## [Task to carry out]
Among the lines listed below, count those that include the string "icon", and state only the count.

Records from a collection of figures:
---*---
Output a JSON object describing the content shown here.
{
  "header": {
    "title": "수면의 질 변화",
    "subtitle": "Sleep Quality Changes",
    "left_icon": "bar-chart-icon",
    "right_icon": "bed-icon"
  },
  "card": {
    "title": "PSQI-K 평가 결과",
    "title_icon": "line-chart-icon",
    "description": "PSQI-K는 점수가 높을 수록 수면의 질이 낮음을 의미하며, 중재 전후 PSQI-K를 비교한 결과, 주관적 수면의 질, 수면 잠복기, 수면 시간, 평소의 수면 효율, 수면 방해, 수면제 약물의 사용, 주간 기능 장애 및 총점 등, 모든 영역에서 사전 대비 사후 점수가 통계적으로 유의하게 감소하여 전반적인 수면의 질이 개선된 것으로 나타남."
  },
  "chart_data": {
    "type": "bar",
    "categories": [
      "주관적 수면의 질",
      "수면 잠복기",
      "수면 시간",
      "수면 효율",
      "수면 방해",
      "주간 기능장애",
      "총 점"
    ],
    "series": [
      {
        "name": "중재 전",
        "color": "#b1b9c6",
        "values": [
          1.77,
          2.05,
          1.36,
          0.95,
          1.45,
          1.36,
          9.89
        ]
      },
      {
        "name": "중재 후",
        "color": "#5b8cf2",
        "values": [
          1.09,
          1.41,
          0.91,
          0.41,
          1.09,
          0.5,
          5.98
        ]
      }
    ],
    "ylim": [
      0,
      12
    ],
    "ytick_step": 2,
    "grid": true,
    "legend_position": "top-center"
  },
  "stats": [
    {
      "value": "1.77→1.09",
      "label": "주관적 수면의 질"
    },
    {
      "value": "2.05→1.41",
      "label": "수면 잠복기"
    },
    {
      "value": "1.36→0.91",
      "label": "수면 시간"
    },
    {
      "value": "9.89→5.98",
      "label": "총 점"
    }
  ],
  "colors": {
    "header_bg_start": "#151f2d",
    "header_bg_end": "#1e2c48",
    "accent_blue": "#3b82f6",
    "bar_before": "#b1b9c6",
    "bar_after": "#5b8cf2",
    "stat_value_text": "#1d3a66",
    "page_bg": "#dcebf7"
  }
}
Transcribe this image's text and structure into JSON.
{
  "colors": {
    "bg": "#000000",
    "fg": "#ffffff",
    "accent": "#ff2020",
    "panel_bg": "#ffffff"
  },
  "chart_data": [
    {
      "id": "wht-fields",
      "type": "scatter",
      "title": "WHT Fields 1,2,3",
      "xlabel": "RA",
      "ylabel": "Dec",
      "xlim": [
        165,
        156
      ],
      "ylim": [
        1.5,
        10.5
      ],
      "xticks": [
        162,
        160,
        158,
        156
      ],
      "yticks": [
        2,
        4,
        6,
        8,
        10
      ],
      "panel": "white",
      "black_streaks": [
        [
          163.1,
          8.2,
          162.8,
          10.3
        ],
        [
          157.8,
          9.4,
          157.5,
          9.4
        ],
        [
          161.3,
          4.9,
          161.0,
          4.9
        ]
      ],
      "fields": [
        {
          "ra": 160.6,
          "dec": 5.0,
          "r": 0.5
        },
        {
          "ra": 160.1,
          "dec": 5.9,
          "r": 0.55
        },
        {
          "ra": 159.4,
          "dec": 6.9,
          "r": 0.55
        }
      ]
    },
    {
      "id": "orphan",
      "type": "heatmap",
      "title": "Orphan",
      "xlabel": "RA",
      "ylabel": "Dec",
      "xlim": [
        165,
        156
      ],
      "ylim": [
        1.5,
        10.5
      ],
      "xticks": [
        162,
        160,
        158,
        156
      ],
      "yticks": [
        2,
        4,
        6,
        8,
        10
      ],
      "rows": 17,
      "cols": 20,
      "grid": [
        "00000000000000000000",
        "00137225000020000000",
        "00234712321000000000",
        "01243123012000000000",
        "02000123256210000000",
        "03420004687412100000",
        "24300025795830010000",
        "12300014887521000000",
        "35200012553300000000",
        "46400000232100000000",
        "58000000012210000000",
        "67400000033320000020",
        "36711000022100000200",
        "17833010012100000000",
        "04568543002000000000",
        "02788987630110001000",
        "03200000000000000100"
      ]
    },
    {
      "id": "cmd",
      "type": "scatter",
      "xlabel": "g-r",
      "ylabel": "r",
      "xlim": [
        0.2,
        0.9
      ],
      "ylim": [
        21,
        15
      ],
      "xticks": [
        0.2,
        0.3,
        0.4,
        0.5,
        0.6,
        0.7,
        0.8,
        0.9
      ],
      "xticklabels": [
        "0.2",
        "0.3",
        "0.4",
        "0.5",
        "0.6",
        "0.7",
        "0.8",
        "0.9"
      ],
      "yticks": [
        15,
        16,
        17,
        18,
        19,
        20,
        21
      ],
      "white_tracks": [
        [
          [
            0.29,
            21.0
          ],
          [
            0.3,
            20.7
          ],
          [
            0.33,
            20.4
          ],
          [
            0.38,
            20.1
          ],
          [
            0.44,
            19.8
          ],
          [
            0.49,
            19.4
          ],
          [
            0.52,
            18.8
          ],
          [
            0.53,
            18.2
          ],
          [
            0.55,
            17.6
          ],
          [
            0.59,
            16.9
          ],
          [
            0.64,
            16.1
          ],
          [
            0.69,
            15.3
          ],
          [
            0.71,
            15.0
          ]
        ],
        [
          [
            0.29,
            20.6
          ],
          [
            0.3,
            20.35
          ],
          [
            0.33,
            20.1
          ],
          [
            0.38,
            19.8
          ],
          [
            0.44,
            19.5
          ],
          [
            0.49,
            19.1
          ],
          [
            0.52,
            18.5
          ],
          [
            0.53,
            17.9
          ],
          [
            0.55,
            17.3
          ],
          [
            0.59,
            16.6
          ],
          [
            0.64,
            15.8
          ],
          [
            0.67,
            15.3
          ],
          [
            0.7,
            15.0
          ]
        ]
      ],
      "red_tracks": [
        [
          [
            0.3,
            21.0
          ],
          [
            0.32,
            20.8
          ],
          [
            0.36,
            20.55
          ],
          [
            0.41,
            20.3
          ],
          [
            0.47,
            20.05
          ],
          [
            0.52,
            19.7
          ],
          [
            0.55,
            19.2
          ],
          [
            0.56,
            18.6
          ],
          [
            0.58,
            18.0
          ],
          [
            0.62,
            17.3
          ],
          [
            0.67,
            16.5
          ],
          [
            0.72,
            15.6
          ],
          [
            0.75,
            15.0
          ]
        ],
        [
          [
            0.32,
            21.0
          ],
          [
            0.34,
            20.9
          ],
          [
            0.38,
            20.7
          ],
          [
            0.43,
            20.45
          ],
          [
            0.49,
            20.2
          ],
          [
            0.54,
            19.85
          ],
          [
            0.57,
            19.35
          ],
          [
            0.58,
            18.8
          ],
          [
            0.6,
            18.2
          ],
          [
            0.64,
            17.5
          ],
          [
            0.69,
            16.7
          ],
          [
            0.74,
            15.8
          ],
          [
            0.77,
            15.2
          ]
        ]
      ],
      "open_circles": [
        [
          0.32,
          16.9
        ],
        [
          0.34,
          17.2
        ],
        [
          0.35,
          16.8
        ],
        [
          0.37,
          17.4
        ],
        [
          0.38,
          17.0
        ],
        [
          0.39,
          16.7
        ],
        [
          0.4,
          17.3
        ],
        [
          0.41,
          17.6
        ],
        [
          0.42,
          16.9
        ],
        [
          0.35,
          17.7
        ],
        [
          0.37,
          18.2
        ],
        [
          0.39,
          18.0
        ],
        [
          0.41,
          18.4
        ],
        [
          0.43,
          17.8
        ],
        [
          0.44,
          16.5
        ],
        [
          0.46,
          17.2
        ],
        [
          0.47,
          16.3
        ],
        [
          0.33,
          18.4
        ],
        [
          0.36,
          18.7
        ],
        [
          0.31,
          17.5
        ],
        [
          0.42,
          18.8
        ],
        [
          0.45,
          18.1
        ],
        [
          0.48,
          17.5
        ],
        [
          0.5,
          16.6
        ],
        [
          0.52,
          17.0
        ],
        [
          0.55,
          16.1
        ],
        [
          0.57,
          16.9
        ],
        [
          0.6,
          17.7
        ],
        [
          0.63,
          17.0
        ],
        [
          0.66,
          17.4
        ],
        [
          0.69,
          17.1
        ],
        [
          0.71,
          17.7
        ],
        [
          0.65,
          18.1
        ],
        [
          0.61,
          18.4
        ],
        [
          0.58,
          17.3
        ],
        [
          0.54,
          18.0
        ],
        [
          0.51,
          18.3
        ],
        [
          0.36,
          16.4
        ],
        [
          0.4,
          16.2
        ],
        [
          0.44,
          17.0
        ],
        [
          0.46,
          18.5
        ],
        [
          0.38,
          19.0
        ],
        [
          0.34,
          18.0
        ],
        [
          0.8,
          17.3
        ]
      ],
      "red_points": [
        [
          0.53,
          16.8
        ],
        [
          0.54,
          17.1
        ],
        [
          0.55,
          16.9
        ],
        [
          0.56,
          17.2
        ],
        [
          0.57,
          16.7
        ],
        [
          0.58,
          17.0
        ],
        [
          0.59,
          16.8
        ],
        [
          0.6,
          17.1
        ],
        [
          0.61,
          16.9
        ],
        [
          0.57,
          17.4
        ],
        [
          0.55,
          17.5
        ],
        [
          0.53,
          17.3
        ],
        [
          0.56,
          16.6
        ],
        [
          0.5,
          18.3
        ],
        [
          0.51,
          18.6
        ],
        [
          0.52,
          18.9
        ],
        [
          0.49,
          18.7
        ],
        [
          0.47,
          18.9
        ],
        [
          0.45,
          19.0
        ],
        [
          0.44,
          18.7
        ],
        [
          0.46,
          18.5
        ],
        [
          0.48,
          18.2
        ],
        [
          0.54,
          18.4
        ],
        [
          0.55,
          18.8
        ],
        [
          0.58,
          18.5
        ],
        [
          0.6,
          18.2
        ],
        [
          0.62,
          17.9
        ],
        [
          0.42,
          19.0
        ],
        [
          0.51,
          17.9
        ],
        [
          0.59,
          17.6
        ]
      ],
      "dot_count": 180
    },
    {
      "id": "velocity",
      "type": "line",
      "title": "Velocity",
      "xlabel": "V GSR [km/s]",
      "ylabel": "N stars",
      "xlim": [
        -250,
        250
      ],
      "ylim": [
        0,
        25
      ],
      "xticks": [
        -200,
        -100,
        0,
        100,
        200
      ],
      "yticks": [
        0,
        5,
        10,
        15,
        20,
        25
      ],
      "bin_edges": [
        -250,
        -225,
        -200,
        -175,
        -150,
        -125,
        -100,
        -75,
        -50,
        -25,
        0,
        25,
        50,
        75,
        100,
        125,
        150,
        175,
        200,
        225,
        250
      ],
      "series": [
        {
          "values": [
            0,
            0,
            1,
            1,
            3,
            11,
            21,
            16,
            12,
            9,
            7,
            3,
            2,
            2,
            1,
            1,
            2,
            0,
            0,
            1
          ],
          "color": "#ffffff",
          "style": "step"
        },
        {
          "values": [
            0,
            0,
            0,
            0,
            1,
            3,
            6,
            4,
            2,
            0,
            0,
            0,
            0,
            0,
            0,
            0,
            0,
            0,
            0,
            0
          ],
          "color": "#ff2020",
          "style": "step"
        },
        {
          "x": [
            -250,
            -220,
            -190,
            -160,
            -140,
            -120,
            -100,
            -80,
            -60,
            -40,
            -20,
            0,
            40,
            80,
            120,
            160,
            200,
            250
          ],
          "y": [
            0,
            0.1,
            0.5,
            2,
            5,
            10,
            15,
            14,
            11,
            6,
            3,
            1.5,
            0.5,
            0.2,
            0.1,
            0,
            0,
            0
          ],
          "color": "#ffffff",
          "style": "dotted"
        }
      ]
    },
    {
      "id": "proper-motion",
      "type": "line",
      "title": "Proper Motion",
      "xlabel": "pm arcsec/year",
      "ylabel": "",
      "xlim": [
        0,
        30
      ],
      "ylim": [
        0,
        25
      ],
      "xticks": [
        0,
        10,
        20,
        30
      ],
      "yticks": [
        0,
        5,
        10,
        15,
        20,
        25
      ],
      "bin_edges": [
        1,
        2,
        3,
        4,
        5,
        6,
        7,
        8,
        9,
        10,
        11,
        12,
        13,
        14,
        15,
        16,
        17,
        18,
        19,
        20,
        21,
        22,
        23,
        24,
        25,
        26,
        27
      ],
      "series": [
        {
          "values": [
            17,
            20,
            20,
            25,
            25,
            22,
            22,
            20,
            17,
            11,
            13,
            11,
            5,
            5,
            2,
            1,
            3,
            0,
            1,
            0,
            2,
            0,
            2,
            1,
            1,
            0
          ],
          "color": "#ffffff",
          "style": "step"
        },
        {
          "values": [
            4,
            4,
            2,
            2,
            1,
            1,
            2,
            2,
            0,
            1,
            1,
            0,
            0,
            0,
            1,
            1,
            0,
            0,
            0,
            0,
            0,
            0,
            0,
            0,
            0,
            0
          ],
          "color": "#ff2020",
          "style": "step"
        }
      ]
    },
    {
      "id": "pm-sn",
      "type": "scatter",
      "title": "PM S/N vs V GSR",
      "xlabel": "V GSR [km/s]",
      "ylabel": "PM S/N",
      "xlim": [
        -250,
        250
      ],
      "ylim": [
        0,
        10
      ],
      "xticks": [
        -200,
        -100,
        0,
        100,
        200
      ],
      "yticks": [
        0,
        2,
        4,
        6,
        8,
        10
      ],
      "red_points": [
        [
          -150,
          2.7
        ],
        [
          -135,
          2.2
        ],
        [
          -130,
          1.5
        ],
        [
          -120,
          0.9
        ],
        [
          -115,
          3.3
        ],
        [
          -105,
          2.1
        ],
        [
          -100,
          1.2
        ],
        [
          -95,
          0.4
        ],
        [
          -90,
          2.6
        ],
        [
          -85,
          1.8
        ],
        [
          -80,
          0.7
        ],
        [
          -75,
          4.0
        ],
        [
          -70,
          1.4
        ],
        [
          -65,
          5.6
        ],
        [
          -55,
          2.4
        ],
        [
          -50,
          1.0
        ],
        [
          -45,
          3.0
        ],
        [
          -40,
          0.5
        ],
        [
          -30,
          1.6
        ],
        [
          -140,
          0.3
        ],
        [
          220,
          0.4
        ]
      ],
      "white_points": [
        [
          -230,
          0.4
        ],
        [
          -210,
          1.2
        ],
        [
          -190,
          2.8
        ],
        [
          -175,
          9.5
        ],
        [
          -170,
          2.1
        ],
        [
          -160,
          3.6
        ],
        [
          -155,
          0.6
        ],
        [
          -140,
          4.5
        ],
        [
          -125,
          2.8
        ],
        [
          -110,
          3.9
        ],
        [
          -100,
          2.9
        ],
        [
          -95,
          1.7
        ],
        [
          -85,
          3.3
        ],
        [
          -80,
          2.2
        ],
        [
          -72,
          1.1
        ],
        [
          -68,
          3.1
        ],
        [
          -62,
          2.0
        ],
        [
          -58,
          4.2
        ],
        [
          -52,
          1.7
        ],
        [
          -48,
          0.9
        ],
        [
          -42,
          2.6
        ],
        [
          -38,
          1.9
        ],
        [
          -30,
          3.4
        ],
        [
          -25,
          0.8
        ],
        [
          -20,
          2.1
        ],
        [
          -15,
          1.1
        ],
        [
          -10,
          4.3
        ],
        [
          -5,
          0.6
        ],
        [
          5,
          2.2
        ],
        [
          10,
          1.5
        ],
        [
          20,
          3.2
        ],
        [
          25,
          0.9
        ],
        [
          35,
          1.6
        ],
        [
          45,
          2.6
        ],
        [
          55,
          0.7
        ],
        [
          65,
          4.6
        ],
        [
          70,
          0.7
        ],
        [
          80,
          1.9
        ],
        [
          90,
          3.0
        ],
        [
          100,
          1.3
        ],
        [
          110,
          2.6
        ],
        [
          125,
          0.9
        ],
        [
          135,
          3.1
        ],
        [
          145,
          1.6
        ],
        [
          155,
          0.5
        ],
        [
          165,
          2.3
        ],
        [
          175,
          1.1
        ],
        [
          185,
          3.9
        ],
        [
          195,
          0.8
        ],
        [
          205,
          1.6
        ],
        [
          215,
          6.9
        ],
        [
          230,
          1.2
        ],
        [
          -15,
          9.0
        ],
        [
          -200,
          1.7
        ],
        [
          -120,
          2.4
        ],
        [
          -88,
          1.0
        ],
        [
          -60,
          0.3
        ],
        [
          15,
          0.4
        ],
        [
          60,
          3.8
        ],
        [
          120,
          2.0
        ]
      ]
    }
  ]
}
---*---
## [Complete answer]
3